Would you repeat the listing exactly but omit every picture?

(Excerpt from a dataset)
•••

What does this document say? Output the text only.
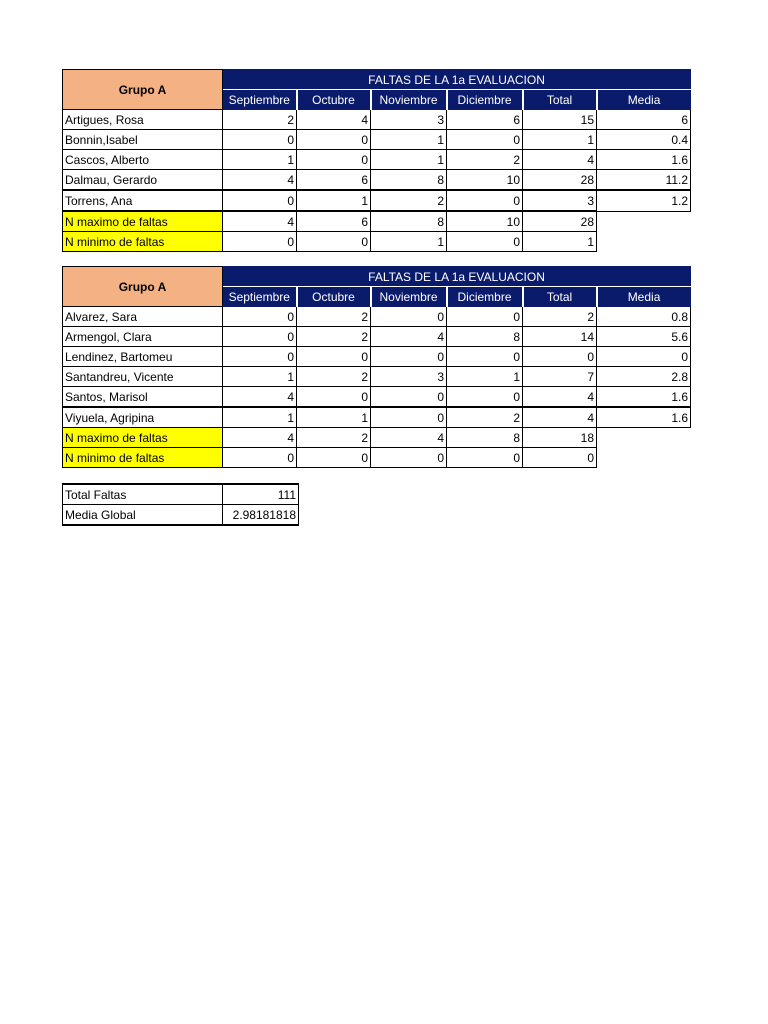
Grupo A	FALTAS DE LA 1a EVALUACION					
	Septiembre	Octubre	Noviembre	Diciembre	Total	Media
Artigues, Rosa	2	4	3	6	15	6
Bonnin,Isabel	0	0	1	0	1	0.4
Cascos, Alberto	1	0	1	2	4	1.6
Dalmau, Gerardo	4	6	8	10	28	11.2
Torrens, Ana	0	1	2	0	3	1.2
N maximo de faltas	4	6	8	10	28	
N minimo de faltas	0	0	1	0	1	
Grupo A	FALTAS DE LA 1a EVALUACION					
	Septiembre	Octubre	Noviembre	Diciembre	Total	Media
Alvarez, Sara	0	2	0	0	2	0.8
Armengol, Clara	0	2	4	8	14	5.6
Lendinez, Bartomeu	0	0	0	0	0	0
Santandreu, Vicente	1	2	3	1	7	2.8
Santos, Marisol	4	0	0	0	4	1.6
Viyuela, Agripina	1	1	0	2	4	1.6
N maximo de faltas	4	2	4	8	18	
N minimo de faltas	0	0	0	0	0	
Total Faltas	111
Media Global	2.98181818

•••

__Answer in full__
What does this document say? Output the text only.
Grupo A	FALTAS DE LA 1a EVALUACION					
	Septiembre	Octubre	Noviembre	Diciembre	Total	Media
Artigues, Rosa	2	4	3	6	15	6
Bonnin,Isabel	0	0	1	0	1	0.4
Cascos, Alberto	1	0	1	2	4	1.6
Dalmau, Gerardo	4	6	8	10	28	11.2
Torrens, Ana	0	1	2	0	3	1.2
N maximo de faltas	4	6	8	10	28	
N minimo de faltas	0	0	1	0	1	
Grupo A	FALTAS DE LA 1a EVALUACION					
	Septiembre	Octubre	Noviembre	Diciembre	Total	Media
Alvarez, Sara	0	2	0	0	2	0.8
Armengol, Clara	0	2	4	8	14	5.6
Lendinez, Bartomeu	0	0	0	0	0	0
Santandreu, Vicente	1	2	3	1	7	2.8
Santos, Marisol	4	0	0	0	4	1.6
Viyuela, Agripina	1	1	0	2	4	1.6
N maximo de faltas	4	2	4	8	18	
N minimo de faltas	0	0	0	0	0	
Total Faltas	111
Media Global	2.98181818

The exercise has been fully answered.